■ WHAT THE TASK REQUIRES: Keep only the lines where "screenshot" appears.

■ DATASET RECORDS:
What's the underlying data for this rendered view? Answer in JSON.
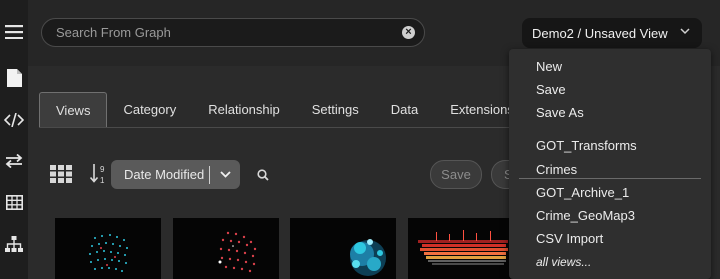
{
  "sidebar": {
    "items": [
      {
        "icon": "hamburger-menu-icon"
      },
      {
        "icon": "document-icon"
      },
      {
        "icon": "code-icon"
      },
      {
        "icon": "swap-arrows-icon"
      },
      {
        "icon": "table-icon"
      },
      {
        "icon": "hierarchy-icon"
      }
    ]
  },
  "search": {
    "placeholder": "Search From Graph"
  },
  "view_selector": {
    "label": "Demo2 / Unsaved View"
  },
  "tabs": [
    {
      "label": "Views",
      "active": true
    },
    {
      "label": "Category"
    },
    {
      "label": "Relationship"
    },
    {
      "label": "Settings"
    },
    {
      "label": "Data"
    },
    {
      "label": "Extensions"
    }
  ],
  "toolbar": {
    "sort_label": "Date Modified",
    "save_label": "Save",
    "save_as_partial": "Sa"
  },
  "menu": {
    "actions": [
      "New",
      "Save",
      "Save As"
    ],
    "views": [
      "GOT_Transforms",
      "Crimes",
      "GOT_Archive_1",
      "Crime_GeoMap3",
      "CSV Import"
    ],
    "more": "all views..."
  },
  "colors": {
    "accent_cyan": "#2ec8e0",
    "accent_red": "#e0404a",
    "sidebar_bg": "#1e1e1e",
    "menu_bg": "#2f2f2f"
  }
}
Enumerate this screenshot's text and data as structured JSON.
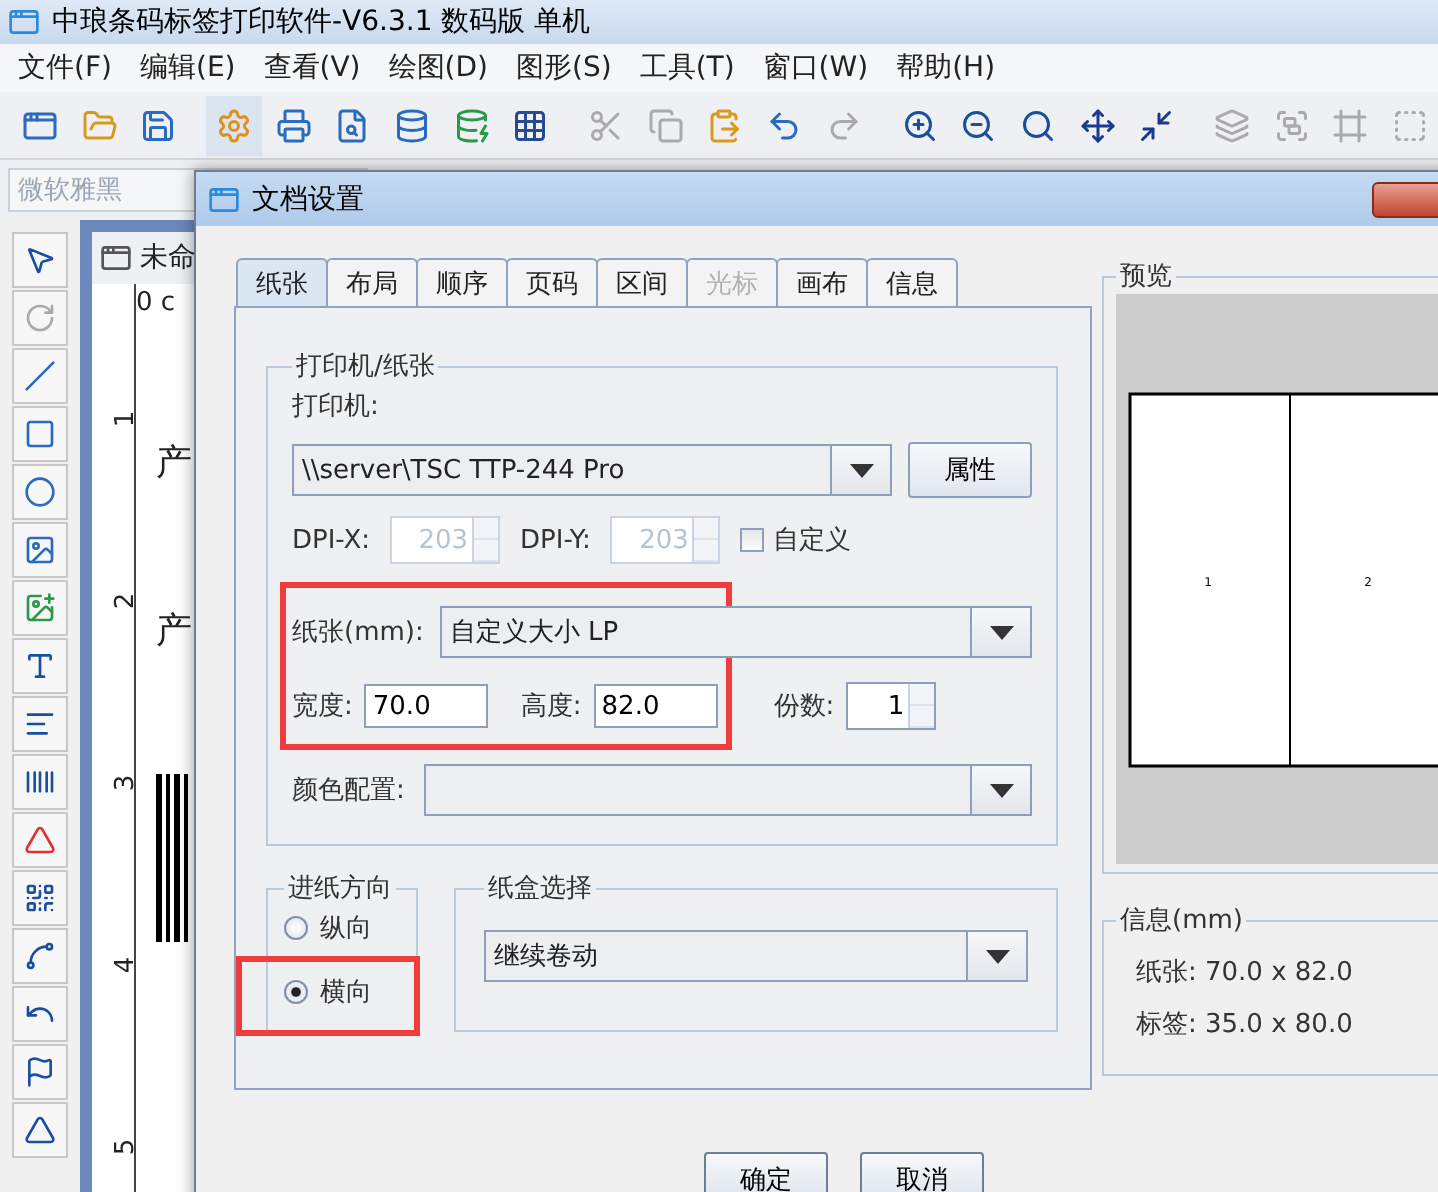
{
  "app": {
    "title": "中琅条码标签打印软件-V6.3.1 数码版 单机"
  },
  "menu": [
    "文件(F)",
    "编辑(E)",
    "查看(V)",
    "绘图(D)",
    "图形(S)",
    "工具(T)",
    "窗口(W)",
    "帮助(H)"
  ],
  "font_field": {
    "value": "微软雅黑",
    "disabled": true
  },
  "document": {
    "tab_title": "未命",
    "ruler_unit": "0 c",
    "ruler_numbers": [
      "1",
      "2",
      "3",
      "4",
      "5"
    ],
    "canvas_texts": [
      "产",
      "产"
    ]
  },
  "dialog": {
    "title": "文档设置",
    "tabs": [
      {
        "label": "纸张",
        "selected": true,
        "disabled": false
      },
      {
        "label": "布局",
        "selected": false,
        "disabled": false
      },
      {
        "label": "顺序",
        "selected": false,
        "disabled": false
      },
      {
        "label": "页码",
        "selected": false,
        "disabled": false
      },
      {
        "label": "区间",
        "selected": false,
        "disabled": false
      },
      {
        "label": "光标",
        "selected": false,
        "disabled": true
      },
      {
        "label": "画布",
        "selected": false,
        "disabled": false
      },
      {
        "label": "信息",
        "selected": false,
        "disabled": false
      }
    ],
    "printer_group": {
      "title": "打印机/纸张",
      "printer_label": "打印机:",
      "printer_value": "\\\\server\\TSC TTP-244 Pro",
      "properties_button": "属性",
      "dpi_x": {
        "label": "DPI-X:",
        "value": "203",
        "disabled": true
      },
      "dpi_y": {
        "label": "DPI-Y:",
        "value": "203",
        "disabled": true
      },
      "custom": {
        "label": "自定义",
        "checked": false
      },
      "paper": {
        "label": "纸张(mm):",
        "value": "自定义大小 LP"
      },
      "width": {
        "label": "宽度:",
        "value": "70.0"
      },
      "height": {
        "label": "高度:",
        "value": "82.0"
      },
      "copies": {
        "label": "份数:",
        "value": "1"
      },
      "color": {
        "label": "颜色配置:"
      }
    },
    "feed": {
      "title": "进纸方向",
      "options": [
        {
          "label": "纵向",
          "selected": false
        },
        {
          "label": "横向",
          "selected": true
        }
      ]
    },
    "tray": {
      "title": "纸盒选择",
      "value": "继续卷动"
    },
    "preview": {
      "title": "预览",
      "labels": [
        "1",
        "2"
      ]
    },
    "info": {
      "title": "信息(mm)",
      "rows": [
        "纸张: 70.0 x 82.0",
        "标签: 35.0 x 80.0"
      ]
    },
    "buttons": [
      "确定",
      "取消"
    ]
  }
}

==

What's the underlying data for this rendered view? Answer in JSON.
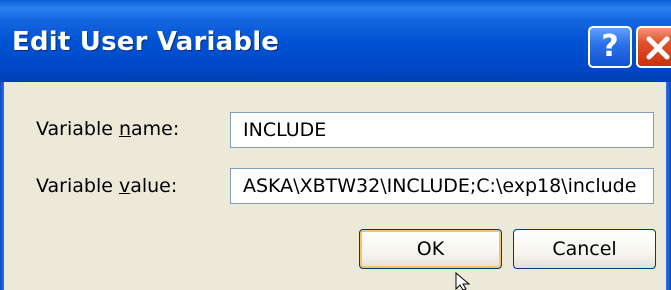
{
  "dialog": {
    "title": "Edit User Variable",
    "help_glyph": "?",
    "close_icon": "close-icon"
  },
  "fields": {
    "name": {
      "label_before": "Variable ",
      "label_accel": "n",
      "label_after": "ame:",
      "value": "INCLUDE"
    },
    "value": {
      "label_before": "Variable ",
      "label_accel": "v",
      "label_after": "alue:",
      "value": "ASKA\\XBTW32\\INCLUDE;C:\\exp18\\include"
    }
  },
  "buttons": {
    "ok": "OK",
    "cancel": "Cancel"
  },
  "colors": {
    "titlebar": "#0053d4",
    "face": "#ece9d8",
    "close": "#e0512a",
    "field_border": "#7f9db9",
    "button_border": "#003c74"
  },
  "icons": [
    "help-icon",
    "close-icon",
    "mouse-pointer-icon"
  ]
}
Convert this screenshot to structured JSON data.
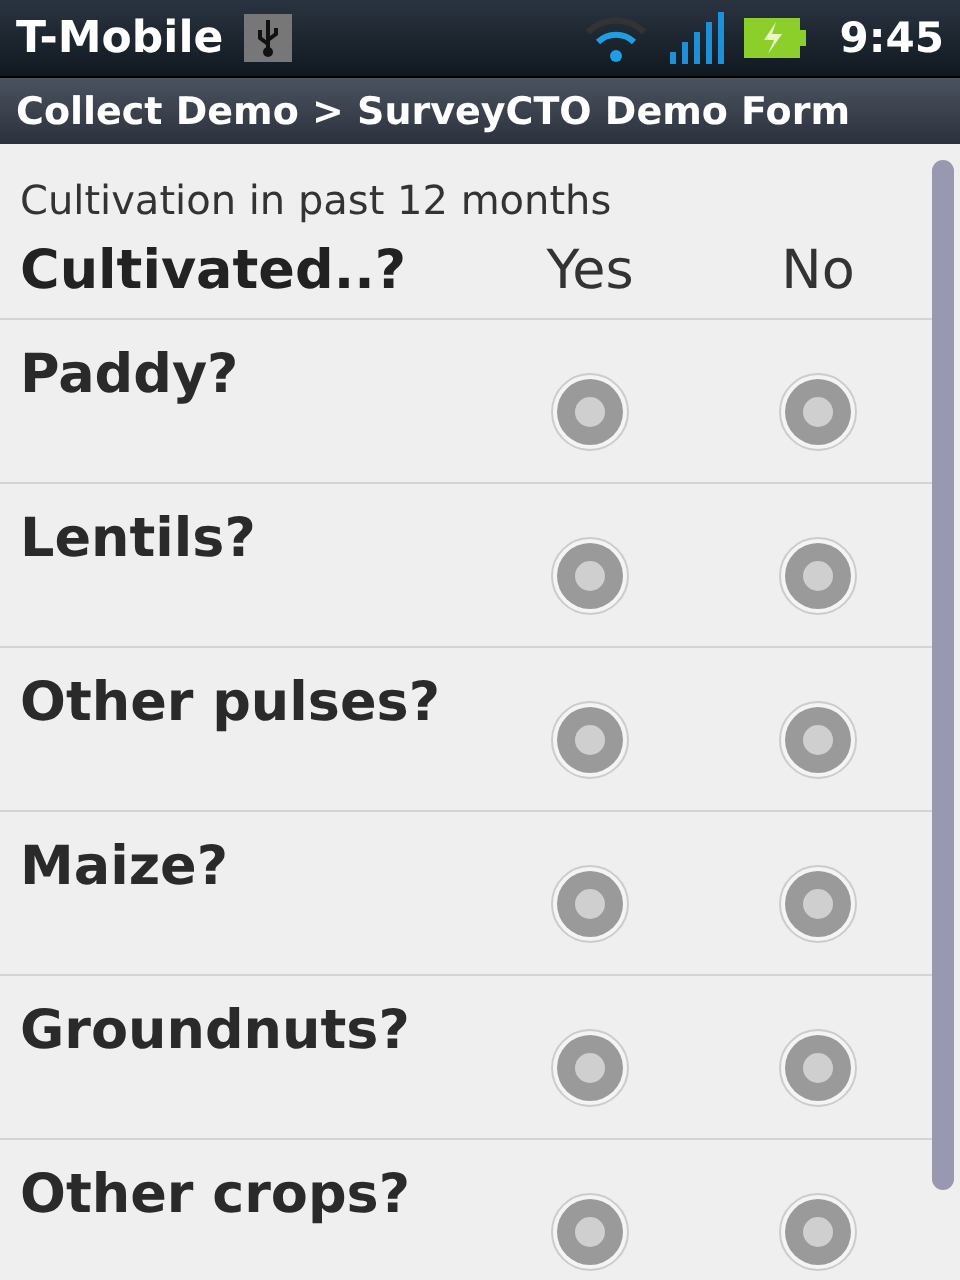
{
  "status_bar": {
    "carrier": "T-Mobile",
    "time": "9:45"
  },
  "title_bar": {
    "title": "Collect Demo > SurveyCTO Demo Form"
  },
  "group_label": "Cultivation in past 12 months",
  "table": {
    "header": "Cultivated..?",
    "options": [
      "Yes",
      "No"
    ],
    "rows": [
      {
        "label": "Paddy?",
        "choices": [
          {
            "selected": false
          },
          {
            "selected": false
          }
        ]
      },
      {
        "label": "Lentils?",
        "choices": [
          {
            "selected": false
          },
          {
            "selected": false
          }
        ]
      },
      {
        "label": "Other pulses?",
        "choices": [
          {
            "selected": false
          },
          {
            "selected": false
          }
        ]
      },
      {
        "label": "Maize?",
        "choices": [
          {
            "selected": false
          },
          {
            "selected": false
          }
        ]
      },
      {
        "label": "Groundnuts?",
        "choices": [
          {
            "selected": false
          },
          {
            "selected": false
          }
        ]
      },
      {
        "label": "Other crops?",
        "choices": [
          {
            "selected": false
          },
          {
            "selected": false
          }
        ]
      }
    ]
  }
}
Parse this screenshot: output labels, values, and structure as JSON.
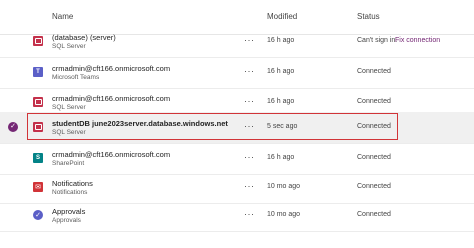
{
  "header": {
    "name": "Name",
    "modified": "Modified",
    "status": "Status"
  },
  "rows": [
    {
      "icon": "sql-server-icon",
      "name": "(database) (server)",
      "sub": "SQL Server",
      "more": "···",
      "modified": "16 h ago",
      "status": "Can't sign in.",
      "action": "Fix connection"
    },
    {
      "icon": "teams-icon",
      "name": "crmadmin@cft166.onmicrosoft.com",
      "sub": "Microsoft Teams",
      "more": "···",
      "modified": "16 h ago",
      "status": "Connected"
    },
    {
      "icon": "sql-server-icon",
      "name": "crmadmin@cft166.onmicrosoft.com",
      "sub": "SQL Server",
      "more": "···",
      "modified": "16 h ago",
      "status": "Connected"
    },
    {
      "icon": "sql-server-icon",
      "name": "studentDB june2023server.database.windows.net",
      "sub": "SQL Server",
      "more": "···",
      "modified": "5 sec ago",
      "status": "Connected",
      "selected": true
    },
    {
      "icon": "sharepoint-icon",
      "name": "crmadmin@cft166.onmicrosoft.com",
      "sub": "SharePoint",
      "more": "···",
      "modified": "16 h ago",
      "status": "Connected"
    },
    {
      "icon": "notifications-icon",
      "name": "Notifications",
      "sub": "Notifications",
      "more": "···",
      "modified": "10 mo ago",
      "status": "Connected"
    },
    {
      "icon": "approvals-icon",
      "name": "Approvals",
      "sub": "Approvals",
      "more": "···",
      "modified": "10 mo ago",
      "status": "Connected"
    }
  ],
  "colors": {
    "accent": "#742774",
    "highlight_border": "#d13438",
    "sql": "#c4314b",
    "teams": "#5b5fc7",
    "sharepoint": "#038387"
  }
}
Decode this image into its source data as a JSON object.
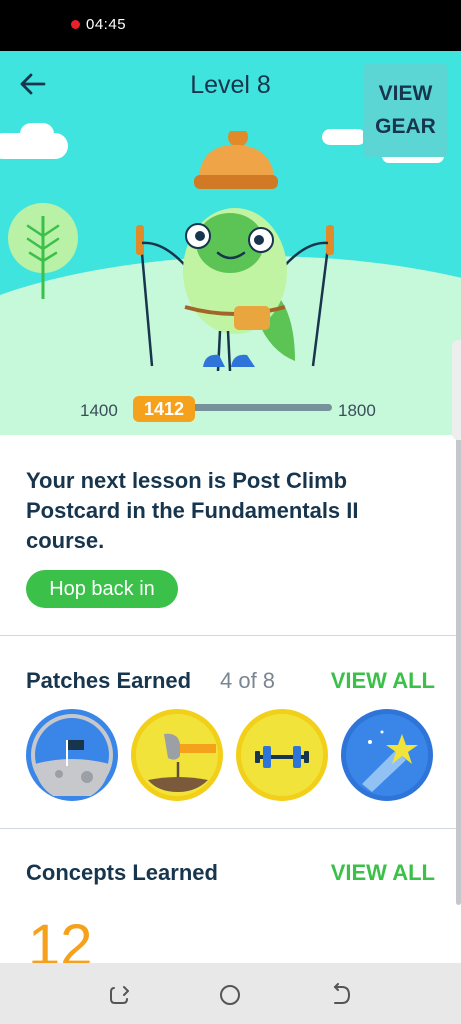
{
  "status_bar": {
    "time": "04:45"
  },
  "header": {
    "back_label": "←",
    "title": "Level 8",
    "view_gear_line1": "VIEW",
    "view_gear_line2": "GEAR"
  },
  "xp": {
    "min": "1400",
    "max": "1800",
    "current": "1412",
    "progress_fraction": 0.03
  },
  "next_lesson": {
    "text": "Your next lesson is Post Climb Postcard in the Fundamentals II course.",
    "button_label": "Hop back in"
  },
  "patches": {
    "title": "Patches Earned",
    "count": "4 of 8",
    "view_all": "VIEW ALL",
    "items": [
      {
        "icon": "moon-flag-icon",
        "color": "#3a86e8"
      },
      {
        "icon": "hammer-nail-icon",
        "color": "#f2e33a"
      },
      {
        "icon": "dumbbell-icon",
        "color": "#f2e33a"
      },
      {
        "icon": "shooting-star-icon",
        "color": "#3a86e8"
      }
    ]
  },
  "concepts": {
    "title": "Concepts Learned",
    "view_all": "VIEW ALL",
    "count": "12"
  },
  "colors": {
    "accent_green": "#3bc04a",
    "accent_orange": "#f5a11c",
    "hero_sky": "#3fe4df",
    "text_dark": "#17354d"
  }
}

■ IN RESPONSE:
Enumerate this screenshot's text and data as structured JSON.
Convert this screenshot to structured JSON data.
Parse this screenshot: output labels, values, and structure as JSON.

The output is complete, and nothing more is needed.